WHAT IS REQUIRED >> Which lines include the word "detached"? Copy each of them.

DATA FOR THIS EXERCISE >>
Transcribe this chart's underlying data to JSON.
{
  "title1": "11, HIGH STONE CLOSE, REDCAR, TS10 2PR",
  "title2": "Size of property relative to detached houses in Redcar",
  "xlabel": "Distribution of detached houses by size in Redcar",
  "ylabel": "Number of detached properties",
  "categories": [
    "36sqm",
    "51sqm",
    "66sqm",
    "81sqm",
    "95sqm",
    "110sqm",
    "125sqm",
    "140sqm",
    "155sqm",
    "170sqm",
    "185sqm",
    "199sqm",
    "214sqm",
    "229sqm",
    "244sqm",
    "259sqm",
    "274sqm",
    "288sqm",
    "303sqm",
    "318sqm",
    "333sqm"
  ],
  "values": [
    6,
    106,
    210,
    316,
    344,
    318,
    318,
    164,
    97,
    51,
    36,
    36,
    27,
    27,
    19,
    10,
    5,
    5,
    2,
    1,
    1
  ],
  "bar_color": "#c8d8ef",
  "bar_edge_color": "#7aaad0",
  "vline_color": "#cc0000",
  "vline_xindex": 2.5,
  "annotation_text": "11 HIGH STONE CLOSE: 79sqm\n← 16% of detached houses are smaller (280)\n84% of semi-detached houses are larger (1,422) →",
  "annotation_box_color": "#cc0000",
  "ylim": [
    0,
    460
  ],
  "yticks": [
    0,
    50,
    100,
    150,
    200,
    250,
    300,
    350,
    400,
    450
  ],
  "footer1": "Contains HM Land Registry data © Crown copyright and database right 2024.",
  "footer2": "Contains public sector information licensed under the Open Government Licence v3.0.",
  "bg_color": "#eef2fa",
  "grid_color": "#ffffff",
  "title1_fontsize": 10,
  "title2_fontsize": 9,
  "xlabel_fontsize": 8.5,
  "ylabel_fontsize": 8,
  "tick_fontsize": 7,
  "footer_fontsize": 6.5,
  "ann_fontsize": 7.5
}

WRITTEN ANSWER >>
  "title2": "Size of property relative to detached houses in Redcar",
  "xlabel": "Distribution of detached houses by size in Redcar",
  "ylabel": "Number of detached properties",
  "annotation_text": "11 HIGH STONE CLOSE: 79sqm\n← 16% of detached houses are smaller (280)\n84% of semi-detached houses are larger (1,422) →",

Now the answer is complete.